Dataset records
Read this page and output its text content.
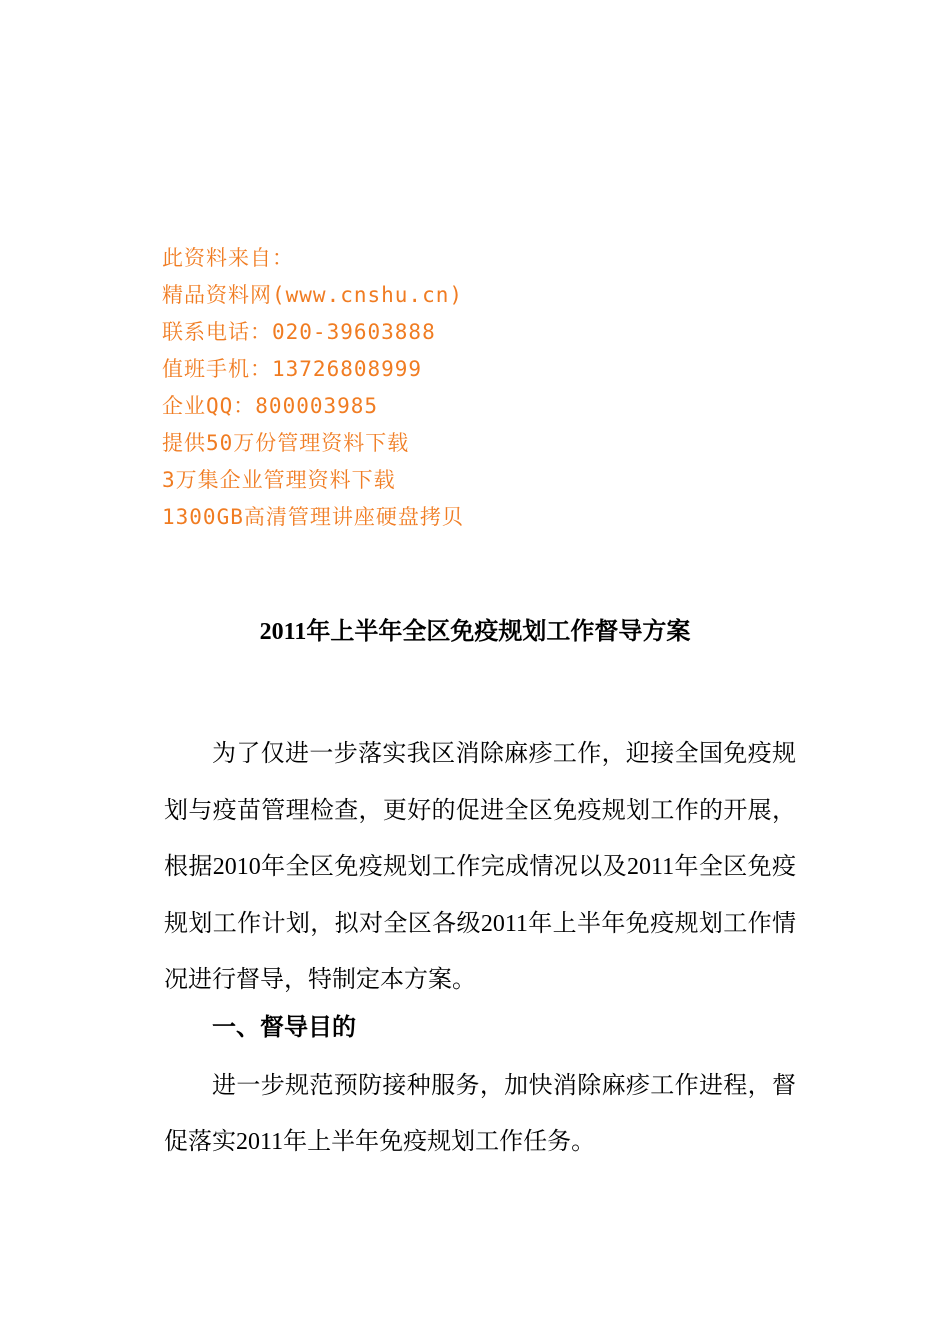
此资料来自：
精品资料网(www.cnshu.cn)
联系电话：020-39603888
值班手机：13726808999
企业QQ：800003985
提供50万份管理资料下载
3万集企业管理资料下载
1300GB高清管理讲座硬盘拷贝
2011年上半年全区免疫规划工作督导方案
为了仅进一步落实我区消除麻疹工作，迎接全国免疫规划与疫苗管理检查，更好的促进全区免疫规划工作的开展，根据2010年全区免疫规划工作完成情况以及2011年全区免疫规划工作计划，拟对全区各级2011年上半年免疫规划工作情况进行督导，特制定本方案。
一、督导目的
进一步规范预防接种服务，加快消除麻疹工作进程，督促落实2011年上半年免疫规划工作任务。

* **Given instruction**: A faithful copy of the records above is needed, with the pictures left out.

* **Answer to the task**:
Read this page and output its text content.
此资料来自：
精品资料网(www.cnshu.cn)
联系电话：020-39603888
值班手机：13726808999
企业QQ：800003985
提供50万份管理资料下载
3万集企业管理资料下载
1300GB高清管理讲座硬盘拷贝
2011年上半年全区免疫规划工作督导方案
为了仅进一步落实我区消除麻疹工作，迎接全国免疫规划与疫苗管理检查，更好的促进全区免疫规划工作的开展，根据2010年全区免疫规划工作完成情况以及2011年全区免疫规划工作计划，拟对全区各级2011年上半年免疫规划工作情况进行督导，特制定本方案。
一、督导目的
进一步规范预防接种服务，加快消除麻疹工作进程，督促落实2011年上半年免疫规划工作任务。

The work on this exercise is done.